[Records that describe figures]
[BEGIN]
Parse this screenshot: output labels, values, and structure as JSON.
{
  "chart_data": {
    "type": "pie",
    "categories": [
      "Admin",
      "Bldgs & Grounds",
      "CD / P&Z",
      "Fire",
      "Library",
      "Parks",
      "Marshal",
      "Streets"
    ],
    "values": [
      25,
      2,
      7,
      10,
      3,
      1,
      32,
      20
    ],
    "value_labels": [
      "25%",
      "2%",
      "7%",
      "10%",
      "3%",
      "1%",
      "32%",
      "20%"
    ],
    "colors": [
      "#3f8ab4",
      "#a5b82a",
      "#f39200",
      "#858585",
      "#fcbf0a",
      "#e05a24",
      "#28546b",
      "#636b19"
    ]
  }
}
[END]
What to work on:
Using the data above, return each line exactly as written.

Output:
Parse this screenshot: output labels, values, and structure as JSON.
{
  "chart_data": {
    "type": "pie",
    "categories": [
      "Admin",
      "Bldgs & Grounds",
      "CD / P&Z",
      "Fire",
      "Library",
      "Parks",
      "Marshal",
      "Streets"
    ],
    "values": [
      25,
      2,
      7,
      10,
      3,
      1,
      32,
      20
    ],
    "value_labels": [
      "25%",
      "2%",
      "7%",
      "10%",
      "3%",
      "1%",
      "32%",
      "20%"
    ],
    "colors": [
      "#3f8ab4",
      "#a5b82a",
      "#f39200",
      "#858585",
      "#fcbf0a",
      "#e05a24",
      "#28546b",
      "#636b19"
    ]
  }
}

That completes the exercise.